Listed entries:
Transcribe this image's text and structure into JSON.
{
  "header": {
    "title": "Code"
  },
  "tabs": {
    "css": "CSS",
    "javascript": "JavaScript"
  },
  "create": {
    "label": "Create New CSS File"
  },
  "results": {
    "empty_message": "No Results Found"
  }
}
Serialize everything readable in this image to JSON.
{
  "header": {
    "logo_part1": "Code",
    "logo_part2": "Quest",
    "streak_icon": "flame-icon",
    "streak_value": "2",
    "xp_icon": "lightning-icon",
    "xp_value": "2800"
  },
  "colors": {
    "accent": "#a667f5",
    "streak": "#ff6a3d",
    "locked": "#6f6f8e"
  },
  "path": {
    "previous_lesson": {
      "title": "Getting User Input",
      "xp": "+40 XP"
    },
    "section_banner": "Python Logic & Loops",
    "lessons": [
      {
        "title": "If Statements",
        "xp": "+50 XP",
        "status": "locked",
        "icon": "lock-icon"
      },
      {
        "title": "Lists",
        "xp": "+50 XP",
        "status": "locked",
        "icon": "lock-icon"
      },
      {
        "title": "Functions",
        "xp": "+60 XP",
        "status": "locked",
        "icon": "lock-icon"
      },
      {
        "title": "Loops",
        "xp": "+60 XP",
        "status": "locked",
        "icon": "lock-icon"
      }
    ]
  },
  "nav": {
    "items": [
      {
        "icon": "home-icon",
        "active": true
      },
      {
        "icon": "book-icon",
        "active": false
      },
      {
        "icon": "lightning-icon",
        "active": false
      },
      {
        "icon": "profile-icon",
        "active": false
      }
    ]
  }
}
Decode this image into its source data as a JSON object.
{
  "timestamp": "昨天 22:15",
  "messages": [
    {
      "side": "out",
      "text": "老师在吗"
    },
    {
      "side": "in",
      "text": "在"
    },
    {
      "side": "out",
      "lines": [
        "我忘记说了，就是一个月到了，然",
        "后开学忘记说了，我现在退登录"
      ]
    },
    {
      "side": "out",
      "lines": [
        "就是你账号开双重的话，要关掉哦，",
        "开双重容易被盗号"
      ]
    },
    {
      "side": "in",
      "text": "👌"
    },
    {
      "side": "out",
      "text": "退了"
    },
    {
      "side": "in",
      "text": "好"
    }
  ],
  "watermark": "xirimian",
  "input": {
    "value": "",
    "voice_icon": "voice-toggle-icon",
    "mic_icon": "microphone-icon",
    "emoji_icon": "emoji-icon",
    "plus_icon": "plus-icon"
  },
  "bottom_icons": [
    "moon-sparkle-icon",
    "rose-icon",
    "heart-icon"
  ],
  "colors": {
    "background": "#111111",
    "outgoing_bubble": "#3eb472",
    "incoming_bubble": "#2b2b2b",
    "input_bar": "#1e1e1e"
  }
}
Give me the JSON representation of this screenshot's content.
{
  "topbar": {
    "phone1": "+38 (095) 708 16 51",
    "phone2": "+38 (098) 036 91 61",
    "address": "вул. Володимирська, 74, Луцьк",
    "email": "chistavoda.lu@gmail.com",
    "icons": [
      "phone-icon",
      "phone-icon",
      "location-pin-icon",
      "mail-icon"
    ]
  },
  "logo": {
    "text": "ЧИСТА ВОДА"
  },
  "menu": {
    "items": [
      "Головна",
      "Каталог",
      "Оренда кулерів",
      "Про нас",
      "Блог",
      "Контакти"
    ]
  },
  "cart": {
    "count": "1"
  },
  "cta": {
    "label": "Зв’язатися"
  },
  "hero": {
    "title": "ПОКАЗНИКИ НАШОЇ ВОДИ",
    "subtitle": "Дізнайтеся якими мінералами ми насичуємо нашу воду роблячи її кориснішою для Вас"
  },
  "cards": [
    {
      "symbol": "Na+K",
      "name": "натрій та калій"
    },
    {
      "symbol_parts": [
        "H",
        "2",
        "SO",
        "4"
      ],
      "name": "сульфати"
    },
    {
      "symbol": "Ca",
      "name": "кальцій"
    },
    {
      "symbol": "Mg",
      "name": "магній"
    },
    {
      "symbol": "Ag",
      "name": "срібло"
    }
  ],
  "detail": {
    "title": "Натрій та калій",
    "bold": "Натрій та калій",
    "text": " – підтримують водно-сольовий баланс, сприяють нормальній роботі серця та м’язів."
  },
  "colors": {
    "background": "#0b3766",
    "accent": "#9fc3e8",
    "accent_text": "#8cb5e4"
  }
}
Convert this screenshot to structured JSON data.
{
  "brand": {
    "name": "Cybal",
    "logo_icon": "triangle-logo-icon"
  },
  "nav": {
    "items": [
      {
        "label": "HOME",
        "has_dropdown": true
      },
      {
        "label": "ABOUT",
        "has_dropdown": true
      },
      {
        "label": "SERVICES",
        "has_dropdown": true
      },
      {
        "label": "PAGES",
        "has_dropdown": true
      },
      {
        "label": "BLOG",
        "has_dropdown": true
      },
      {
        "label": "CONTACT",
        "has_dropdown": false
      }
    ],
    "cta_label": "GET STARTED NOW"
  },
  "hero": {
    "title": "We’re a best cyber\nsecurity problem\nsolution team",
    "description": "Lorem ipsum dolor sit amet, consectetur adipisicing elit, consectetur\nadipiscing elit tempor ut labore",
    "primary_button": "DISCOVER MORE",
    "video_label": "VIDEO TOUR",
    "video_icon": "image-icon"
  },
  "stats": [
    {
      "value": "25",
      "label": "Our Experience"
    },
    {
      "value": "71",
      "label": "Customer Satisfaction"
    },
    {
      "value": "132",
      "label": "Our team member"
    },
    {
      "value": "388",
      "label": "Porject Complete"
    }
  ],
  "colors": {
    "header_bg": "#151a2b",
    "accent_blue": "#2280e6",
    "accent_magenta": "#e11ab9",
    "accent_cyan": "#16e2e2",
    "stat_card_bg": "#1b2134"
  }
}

Required task:
Print the entries exactly. Include every one.

Written answer:
Transcribe this image's text and structure into JSON.
{
  "header": {
    "title": "Code"
  },
  "tabs": {
    "css": "CSS",
    "javascript": "JavaScript"
  },
  "create": {
    "label": "Create New CSS File"
  },
  "results": {
    "empty_message": "No Results Found"
  }
}
Serialize everything readable in this image to JSON.
{
  "header": {
    "logo_part1": "Code",
    "logo_part2": "Quest",
    "streak_icon": "flame-icon",
    "streak_value": "2",
    "xp_icon": "lightning-icon",
    "xp_value": "2800"
  },
  "colors": {
    "accent": "#a667f5",
    "streak": "#ff6a3d",
    "locked": "#6f6f8e"
  },
  "path": {
    "previous_lesson": {
      "title": "Getting User Input",
      "xp": "+40 XP"
    },
    "section_banner": "Python Logic & Loops",
    "lessons": [
      {
        "title": "If Statements",
        "xp": "+50 XP",
        "status": "locked",
        "icon": "lock-icon"
      },
      {
        "title": "Lists",
        "xp": "+50 XP",
        "status": "locked",
        "icon": "lock-icon"
      },
      {
        "title": "Functions",
        "xp": "+60 XP",
        "status": "locked",
        "icon": "lock-icon"
      },
      {
        "title": "Loops",
        "xp": "+60 XP",
        "status": "locked",
        "icon": "lock-icon"
      }
    ]
  },
  "nav": {
    "items": [
      {
        "icon": "home-icon",
        "active": true
      },
      {
        "icon": "book-icon",
        "active": false
      },
      {
        "icon": "lightning-icon",
        "active": false
      },
      {
        "icon": "profile-icon",
        "active": false
      }
    ]
  }
}
Decode this image into its source data as a JSON object.
{
  "timestamp": "昨天 22:15",
  "messages": [
    {
      "side": "out",
      "text": "老师在吗"
    },
    {
      "side": "in",
      "text": "在"
    },
    {
      "side": "out",
      "lines": [
        "我忘记说了，就是一个月到了，然",
        "后开学忘记说了，我现在退登录"
      ]
    },
    {
      "side": "out",
      "lines": [
        "就是你账号开双重的话，要关掉哦，",
        "开双重容易被盗号"
      ]
    },
    {
      "side": "in",
      "text": "👌"
    },
    {
      "side": "out",
      "text": "退了"
    },
    {
      "side": "in",
      "text": "好"
    }
  ],
  "watermark": "xirimian",
  "input": {
    "value": "",
    "voice_icon": "voice-toggle-icon",
    "mic_icon": "microphone-icon",
    "emoji_icon": "emoji-icon",
    "plus_icon": "plus-icon"
  },
  "bottom_icons": [
    "moon-sparkle-icon",
    "rose-icon",
    "heart-icon"
  ],
  "colors": {
    "background": "#111111",
    "outgoing_bubble": "#3eb472",
    "incoming_bubble": "#2b2b2b",
    "input_bar": "#1e1e1e"
  }
}
Give me the JSON representation of this screenshot's content.
{
  "topbar": {
    "phone1": "+38 (095) 708 16 51",
    "phone2": "+38 (098) 036 91 61",
    "address": "вул. Володимирська, 74, Луцьк",
    "email": "chistavoda.lu@gmail.com",
    "icons": [
      "phone-icon",
      "phone-icon",
      "location-pin-icon",
      "mail-icon"
    ]
  },
  "logo": {
    "text": "ЧИСТА ВОДА"
  },
  "menu": {
    "items": [
      "Головна",
      "Каталог",
      "Оренда кулерів",
      "Про нас",
      "Блог",
      "Контакти"
    ]
  },
  "cart": {
    "count": "1"
  },
  "cta": {
    "label": "Зв’язатися"
  },
  "hero": {
    "title": "ПОКАЗНИКИ НАШОЇ ВОДИ",
    "subtitle": "Дізнайтеся якими мінералами ми насичуємо нашу воду роблячи її кориснішою для Вас"
  },
  "cards": [
    {
      "symbol": "Na+K",
      "name": "натрій та калій"
    },
    {
      "symbol_parts": [
        "H",
        "2",
        "SO",
        "4"
      ],
      "name": "сульфати"
    },
    {
      "symbol": "Ca",
      "name": "кальцій"
    },
    {
      "symbol": "Mg",
      "name": "магній"
    },
    {
      "symbol": "Ag",
      "name": "срібло"
    }
  ],
  "detail": {
    "title": "Натрій та калій",
    "bold": "Натрій та калій",
    "text": " – підтримують водно-сольовий баланс, сприяють нормальній роботі серця та м’язів."
  },
  "colors": {
    "background": "#0b3766",
    "accent": "#9fc3e8",
    "accent_text": "#8cb5e4"
  }
}
Convert this screenshot to structured JSON data.
{
  "brand": {
    "name": "Cybal",
    "logo_icon": "triangle-logo-icon"
  },
  "nav": {
    "items": [
      {
        "label": "HOME",
        "has_dropdown": true
      },
      {
        "label": "ABOUT",
        "has_dropdown": true
      },
      {
        "label": "SERVICES",
        "has_dropdown": true
      },
      {
        "label": "PAGES",
        "has_dropdown": true
      },
      {
        "label": "BLOG",
        "has_dropdown": true
      },
      {
        "label": "CONTACT",
        "has_dropdown": false
      }
    ],
    "cta_label": "GET STARTED NOW"
  },
  "hero": {
    "title": "We’re a best cyber\nsecurity problem\nsolution team",
    "description": "Lorem ipsum dolor sit amet, consectetur adipisicing elit, consectetur\nadipiscing elit tempor ut labore",
    "primary_button": "DISCOVER MORE",
    "video_label": "VIDEO TOUR",
    "video_icon": "image-icon"
  },
  "stats": [
    {
      "value": "25",
      "label": "Our Experience"
    },
    {
      "value": "71",
      "label": "Customer Satisfaction"
    },
    {
      "value": "132",
      "label": "Our team member"
    },
    {
      "value": "388",
      "label": "Porject Complete"
    }
  ],
  "colors": {
    "header_bg": "#151a2b",
    "accent_blue": "#2280e6",
    "accent_magenta": "#e11ab9",
    "accent_cyan": "#16e2e2",
    "stat_card_bg": "#1b2134"
  }
}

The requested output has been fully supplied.